▶ **INSTRUCTIONS FOR THE TASK**:
From the entries below, list each line with "capitulo".

▶ **PROVIDED RECORDS**:
•••••
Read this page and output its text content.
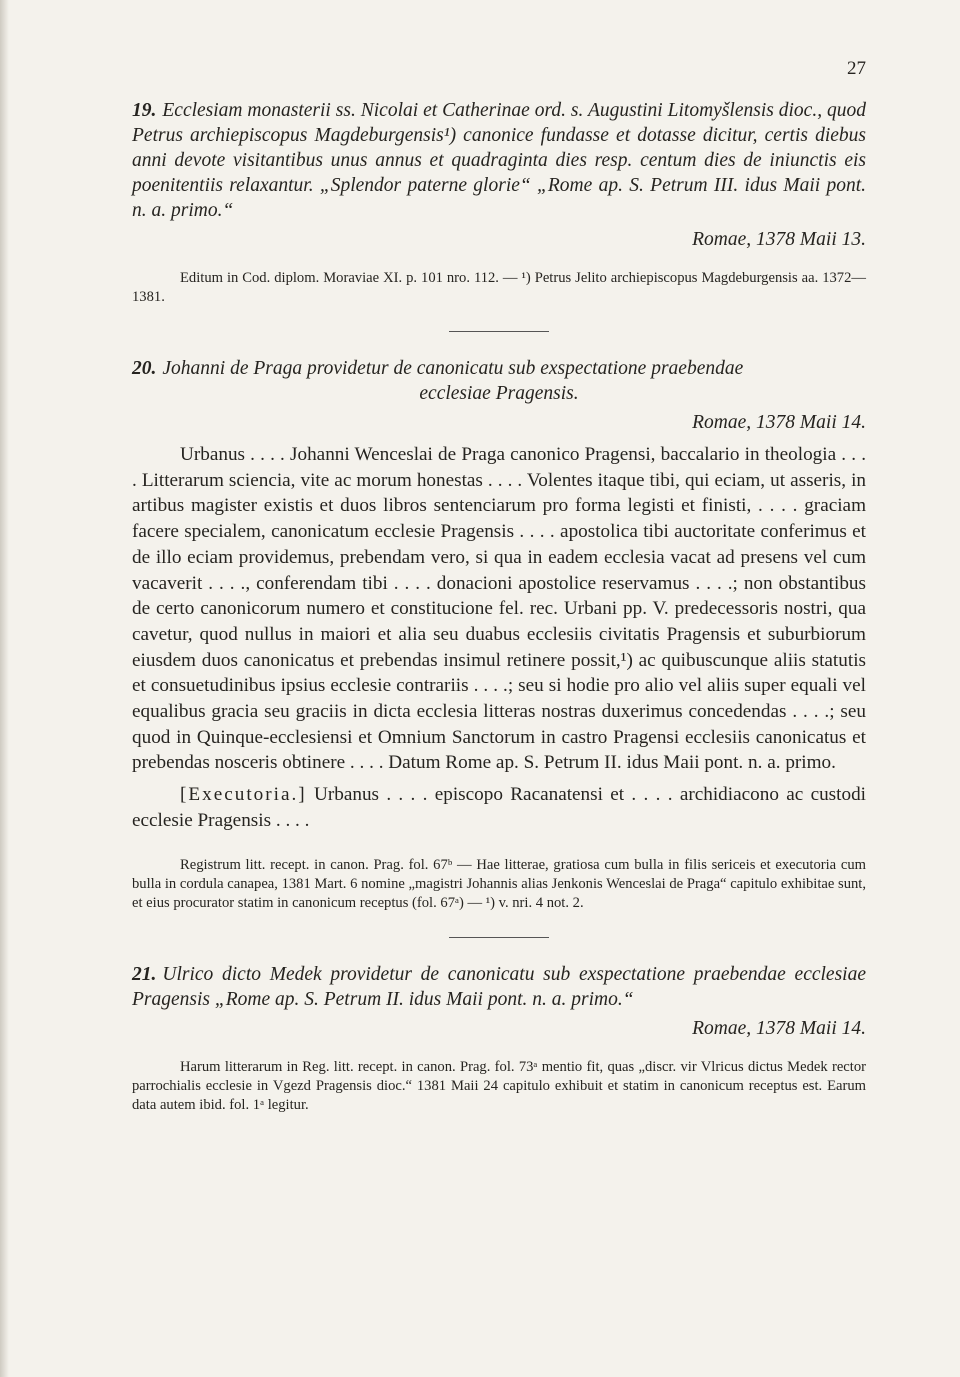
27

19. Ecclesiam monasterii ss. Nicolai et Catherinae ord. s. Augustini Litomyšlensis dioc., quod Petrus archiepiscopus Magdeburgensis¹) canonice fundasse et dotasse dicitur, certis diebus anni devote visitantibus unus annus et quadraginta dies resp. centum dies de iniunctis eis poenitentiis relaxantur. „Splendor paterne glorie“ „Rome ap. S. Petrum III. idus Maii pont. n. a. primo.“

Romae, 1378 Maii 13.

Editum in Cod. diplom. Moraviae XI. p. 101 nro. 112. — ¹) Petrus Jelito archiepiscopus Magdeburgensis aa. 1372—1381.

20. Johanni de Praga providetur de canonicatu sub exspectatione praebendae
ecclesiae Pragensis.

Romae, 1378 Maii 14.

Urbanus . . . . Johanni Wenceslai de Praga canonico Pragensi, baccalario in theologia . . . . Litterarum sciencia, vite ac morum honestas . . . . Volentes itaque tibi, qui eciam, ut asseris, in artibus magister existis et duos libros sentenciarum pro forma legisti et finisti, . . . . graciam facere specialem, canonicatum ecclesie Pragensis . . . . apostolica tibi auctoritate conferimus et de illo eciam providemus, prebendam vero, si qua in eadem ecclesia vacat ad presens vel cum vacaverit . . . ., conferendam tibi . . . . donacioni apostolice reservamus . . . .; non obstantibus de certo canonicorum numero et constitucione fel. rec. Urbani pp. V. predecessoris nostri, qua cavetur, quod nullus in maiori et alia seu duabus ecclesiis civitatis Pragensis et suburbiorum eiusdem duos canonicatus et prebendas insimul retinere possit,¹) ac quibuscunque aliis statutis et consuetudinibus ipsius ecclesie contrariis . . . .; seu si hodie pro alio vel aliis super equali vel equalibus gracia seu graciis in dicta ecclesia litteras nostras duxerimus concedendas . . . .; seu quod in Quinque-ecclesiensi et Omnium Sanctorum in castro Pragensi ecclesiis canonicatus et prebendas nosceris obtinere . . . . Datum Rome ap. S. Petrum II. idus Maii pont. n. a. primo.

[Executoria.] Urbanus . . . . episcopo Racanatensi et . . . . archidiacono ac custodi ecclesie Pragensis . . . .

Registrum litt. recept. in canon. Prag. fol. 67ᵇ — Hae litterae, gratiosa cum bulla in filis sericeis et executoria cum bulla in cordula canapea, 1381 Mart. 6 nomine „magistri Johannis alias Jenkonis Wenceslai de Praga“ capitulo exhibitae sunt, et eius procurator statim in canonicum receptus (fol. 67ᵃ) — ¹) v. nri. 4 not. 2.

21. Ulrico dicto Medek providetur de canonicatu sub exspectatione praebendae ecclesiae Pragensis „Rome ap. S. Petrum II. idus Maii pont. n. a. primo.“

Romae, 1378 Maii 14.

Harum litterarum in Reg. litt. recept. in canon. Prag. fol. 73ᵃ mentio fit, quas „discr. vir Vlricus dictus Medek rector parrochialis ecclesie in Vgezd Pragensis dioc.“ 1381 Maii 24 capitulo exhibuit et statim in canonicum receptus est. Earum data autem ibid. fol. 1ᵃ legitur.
•••••
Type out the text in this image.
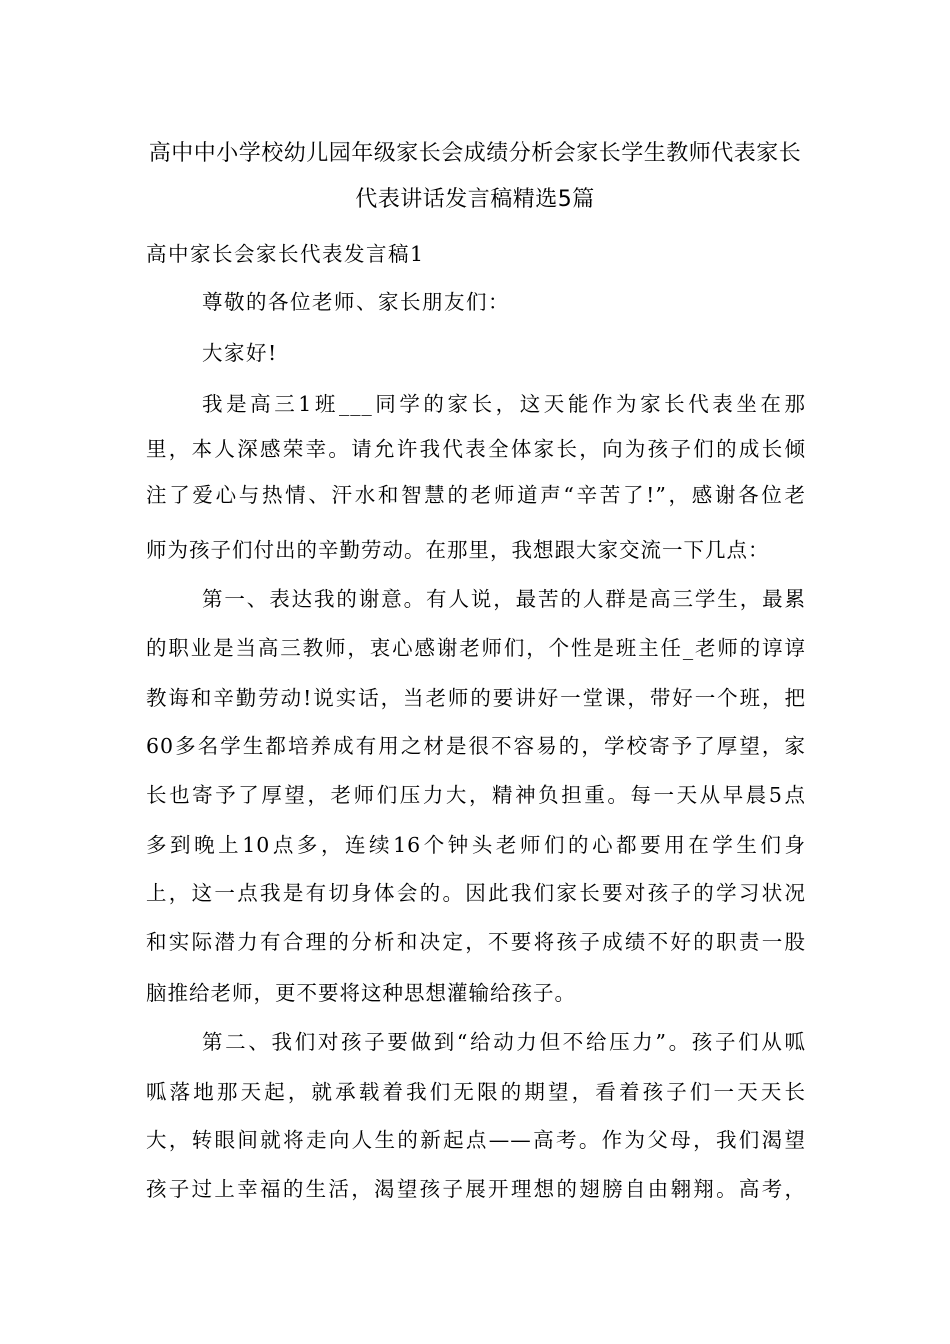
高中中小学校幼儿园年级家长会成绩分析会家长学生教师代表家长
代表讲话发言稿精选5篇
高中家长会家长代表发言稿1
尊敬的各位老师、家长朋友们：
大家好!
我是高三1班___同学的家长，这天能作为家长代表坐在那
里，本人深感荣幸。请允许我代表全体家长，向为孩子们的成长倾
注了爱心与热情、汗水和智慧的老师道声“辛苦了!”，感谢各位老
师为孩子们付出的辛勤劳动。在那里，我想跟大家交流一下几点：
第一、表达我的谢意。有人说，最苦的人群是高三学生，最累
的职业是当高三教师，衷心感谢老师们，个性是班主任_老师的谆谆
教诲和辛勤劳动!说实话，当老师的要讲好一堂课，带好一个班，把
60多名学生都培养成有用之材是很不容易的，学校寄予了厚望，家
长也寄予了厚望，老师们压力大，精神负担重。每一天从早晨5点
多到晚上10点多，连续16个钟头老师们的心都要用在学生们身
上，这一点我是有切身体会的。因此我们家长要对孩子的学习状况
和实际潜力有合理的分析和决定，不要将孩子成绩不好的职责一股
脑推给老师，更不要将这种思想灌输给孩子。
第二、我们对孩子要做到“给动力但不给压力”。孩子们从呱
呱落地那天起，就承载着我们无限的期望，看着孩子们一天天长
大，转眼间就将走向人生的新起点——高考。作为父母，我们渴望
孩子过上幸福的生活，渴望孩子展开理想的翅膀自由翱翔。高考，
•••••
▶ **RESULT FOR THIS TASK**:
Registrum litt. recept. in canon. Prag. fol. 67ᵇ — Hae litterae, gratiosa cum bulla in filis sericeis et executoria cum bulla in cordula canapea, 1381 Mart. 6 nomine „magistri Johannis alias Jenkonis Wenceslai de Praga“ capitulo exhibitae sunt, et eius procurator statim in canonicum receptus (fol. 67ᵃ) — ¹) v. nri. 4 not. 2.
Harum litterarum in Reg. litt. recept. in canon. Prag. fol. 73ᵃ mentio fit, quas „discr. vir Vlricus dictus Medek rector parrochialis ecclesie in Vgezd Pragensis dioc.“ 1381 Maii 24 capitulo exhibuit et statim in canonicum receptus est. Earum data autem ibid. fol. 1ᵃ legitur.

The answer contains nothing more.